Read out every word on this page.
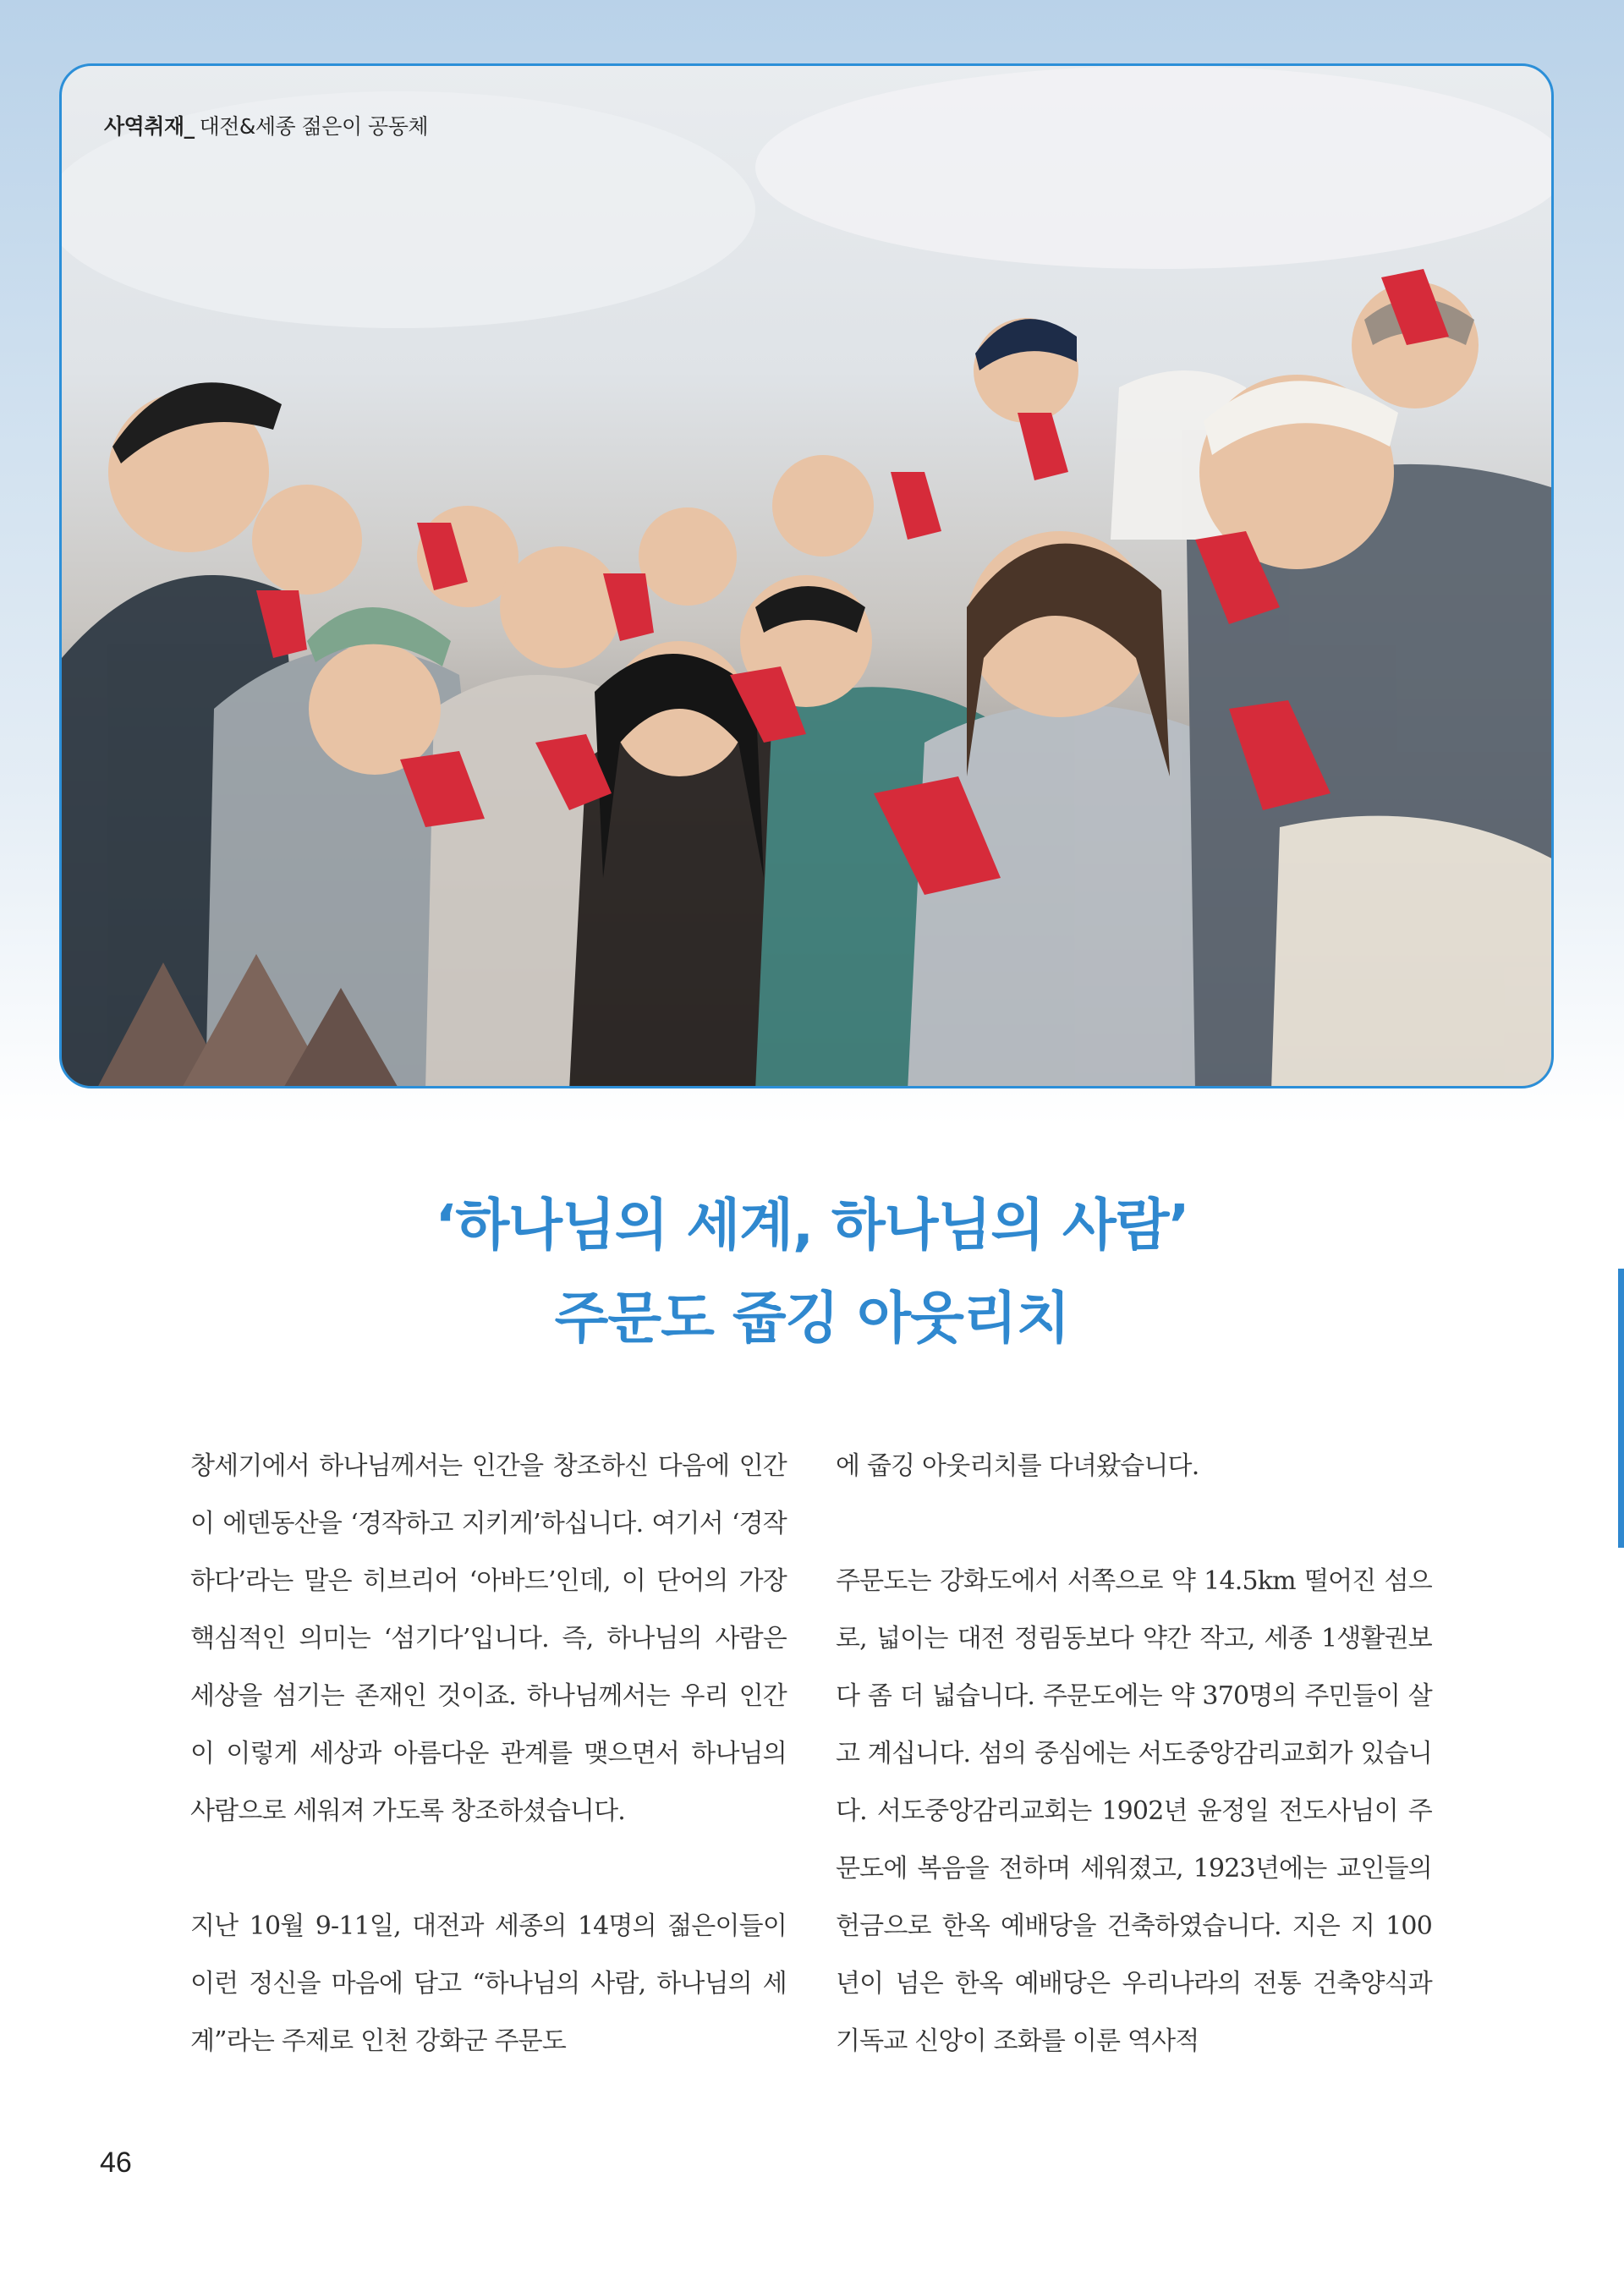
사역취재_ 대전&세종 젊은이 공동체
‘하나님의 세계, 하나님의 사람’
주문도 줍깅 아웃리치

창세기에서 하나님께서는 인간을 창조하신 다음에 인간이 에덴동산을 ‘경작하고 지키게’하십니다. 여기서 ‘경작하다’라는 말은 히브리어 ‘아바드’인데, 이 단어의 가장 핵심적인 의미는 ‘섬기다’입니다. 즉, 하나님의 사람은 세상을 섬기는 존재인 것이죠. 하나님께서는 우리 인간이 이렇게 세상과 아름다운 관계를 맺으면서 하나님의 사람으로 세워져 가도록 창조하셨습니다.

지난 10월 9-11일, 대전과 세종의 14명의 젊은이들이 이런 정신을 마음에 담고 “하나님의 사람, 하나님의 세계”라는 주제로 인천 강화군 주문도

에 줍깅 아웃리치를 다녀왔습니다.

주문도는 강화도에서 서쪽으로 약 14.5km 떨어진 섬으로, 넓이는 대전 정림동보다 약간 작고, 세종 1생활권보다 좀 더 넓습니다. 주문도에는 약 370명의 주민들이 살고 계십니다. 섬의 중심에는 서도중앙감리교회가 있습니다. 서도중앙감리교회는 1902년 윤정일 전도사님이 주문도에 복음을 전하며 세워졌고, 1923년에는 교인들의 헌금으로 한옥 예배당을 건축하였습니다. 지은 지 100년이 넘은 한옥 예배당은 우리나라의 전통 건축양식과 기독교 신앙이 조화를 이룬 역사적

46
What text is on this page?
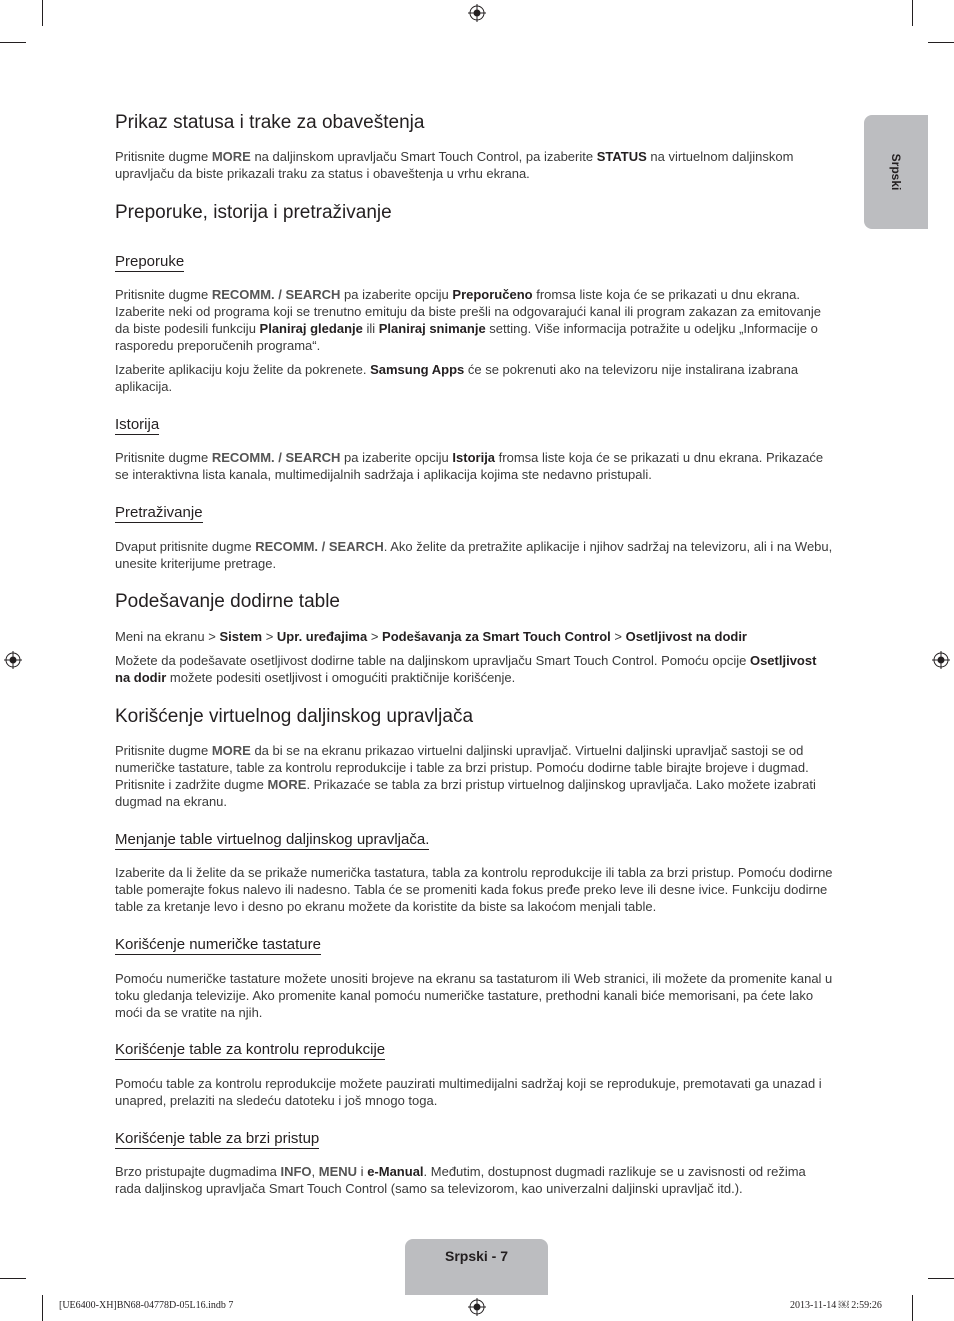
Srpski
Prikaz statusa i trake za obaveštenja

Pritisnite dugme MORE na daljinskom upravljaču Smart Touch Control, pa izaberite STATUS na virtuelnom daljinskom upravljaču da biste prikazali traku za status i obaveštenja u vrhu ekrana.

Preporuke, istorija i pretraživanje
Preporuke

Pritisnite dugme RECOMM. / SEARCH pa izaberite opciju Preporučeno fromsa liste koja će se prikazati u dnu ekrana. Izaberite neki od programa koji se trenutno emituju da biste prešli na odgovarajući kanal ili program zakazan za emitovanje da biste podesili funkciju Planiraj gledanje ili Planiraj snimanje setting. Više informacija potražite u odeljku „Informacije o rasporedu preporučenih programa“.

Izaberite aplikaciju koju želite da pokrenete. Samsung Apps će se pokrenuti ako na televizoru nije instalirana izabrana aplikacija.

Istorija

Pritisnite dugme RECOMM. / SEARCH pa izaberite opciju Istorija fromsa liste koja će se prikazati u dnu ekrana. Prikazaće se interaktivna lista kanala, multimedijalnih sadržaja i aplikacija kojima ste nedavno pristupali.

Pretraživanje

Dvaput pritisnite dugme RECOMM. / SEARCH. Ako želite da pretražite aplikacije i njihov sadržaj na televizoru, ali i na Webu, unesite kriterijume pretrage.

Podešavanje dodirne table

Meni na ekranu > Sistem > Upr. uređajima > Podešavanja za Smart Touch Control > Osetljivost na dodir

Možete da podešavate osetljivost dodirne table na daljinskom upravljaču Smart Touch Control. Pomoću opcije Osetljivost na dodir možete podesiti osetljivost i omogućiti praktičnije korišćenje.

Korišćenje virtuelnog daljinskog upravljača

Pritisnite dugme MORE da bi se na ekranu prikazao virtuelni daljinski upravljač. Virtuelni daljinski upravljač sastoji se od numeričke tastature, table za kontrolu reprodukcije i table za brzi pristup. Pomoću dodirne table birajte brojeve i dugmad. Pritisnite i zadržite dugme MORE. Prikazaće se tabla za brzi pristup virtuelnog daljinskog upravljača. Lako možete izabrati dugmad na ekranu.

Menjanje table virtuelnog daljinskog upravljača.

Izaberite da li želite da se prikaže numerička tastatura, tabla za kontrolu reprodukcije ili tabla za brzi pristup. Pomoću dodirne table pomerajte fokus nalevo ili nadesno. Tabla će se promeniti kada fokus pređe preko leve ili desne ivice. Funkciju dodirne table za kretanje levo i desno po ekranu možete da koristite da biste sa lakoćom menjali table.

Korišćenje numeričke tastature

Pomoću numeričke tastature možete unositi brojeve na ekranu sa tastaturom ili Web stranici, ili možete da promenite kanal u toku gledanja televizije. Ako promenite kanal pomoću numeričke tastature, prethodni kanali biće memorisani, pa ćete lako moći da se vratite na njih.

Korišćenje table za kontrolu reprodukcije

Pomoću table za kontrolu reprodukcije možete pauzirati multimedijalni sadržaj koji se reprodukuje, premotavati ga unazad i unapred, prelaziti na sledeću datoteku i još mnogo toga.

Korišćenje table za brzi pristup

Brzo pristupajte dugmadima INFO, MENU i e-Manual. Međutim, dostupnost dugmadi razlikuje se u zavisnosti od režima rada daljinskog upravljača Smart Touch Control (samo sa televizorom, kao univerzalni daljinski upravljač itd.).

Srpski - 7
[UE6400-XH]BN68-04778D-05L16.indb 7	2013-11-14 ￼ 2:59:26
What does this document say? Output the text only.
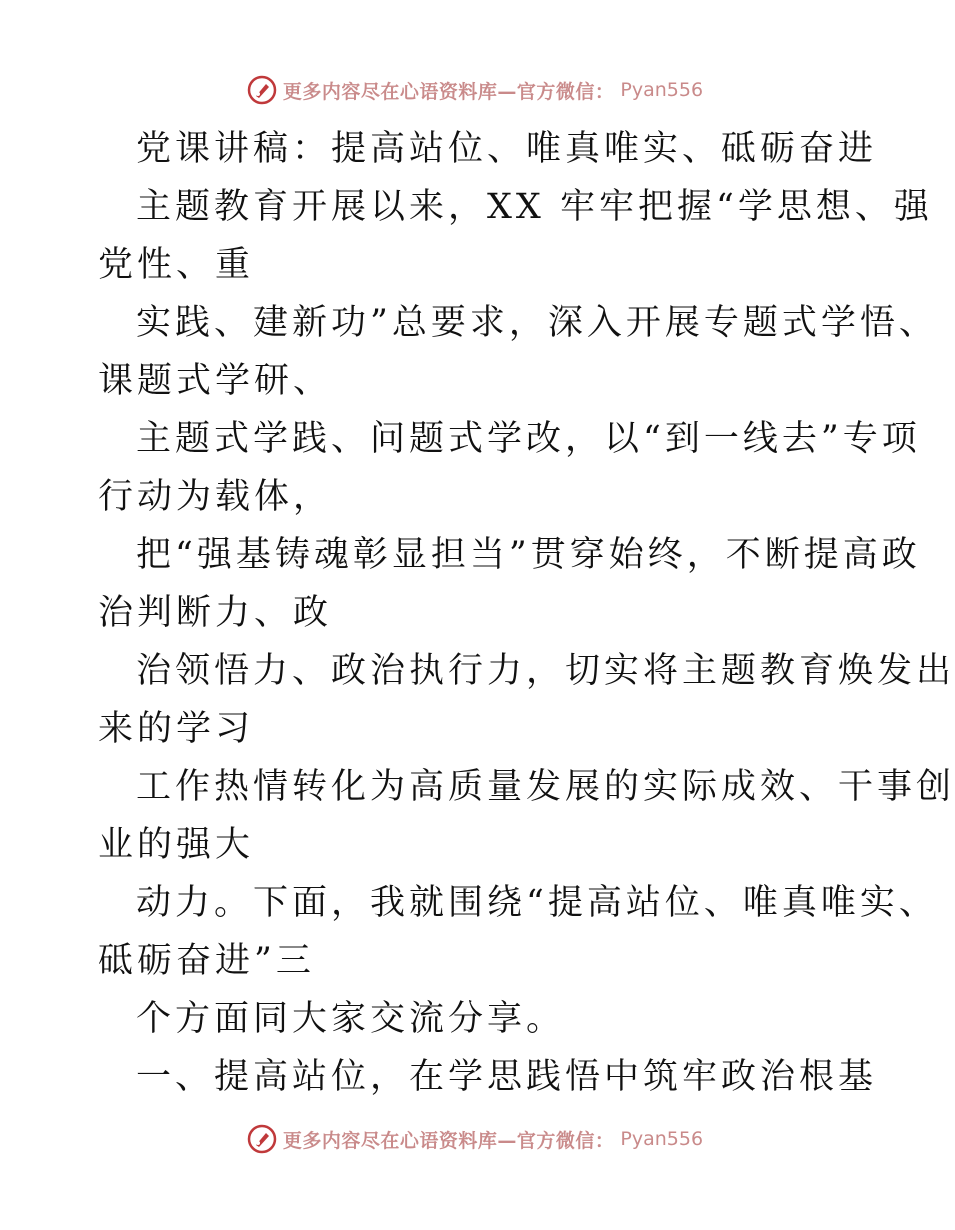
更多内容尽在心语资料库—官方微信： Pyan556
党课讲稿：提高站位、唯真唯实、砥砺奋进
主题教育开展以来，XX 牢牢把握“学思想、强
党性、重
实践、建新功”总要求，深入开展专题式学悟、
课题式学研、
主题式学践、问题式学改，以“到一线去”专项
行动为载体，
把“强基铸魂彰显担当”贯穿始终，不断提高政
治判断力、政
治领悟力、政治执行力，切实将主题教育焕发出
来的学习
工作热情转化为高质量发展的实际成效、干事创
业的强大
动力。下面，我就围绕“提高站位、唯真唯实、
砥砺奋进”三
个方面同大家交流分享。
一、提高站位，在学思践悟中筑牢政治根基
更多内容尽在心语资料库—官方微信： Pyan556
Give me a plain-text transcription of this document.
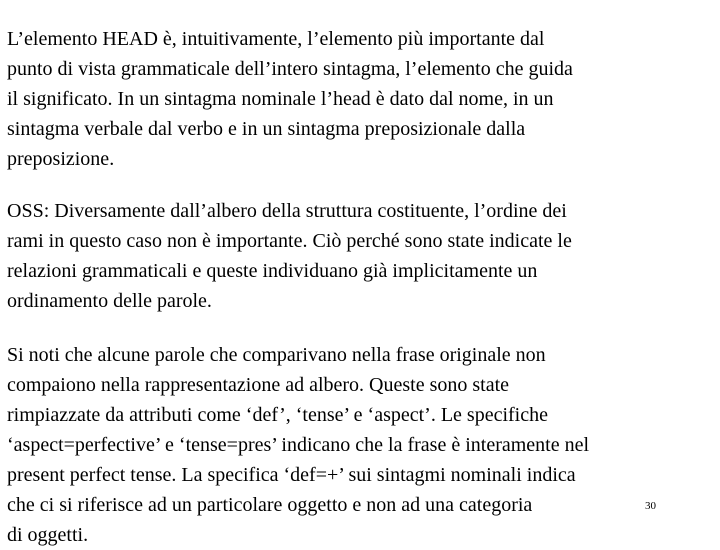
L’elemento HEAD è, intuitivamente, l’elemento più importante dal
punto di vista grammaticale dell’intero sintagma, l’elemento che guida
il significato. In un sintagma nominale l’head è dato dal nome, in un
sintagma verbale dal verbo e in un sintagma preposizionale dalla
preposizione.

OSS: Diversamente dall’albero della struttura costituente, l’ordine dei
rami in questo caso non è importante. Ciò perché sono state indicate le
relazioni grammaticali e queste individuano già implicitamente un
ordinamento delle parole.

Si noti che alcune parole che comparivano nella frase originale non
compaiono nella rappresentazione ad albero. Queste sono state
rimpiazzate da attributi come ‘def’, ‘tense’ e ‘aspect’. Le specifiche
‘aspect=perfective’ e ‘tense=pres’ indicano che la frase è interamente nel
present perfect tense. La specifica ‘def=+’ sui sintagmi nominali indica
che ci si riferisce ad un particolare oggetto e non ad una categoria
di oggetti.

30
######
Written request>
Give back, word for word, every line from the one holding "What does this" through the last line of the listing. Pictures are excluded.

Output>
What does this document say? Output the text only.
更多内容尽在心语资料库—官方微信： Pyan556
党课讲稿：提高站位、唯真唯实、砥砺奋进
主题教育开展以来，XX 牢牢把握“学思想、强
党性、重
实践、建新功”总要求，深入开展专题式学悟、
课题式学研、
主题式学践、问题式学改，以“到一线去”专项
行动为载体，
把“强基铸魂彰显担当”贯穿始终，不断提高政
治判断力、政
治领悟力、政治执行力，切实将主题教育焕发出
来的学习
工作热情转化为高质量发展的实际成效、干事创
业的强大
动力。下面，我就围绕“提高站位、唯真唯实、
砥砺奋进”三
个方面同大家交流分享。
一、提高站位，在学思践悟中筑牢政治根基
更多内容尽在心语资料库—官方微信： Pyan556
Give me a plain-text transcription of this document.
L’elemento HEAD è, intuitivamente, l’elemento più importante dal
punto di vista grammaticale dell’intero sintagma, l’elemento che guida
il significato. In un sintagma nominale l’head è dato dal nome, in un
sintagma verbale dal verbo e in un sintagma preposizionale dalla
preposizione.

OSS: Diversamente dall’albero della struttura costituente, l’ordine dei
rami in questo caso non è importante. Ciò perché sono state indicate le
relazioni grammaticali e queste individuano già implicitamente un
ordinamento delle parole.

Si noti che alcune parole che comparivano nella frase originale non
compaiono nella rappresentazione ad albero. Queste sono state
rimpiazzate da attributi come ‘def’, ‘tense’ e ‘aspect’. Le specifiche
‘aspect=perfective’ e ‘tense=pres’ indicano che la frase è interamente nel
present perfect tense. La specifica ‘def=+’ sui sintagmi nominali indica
che ci si riferisce ad un particolare oggetto e non ad una categoria
di oggetti.

30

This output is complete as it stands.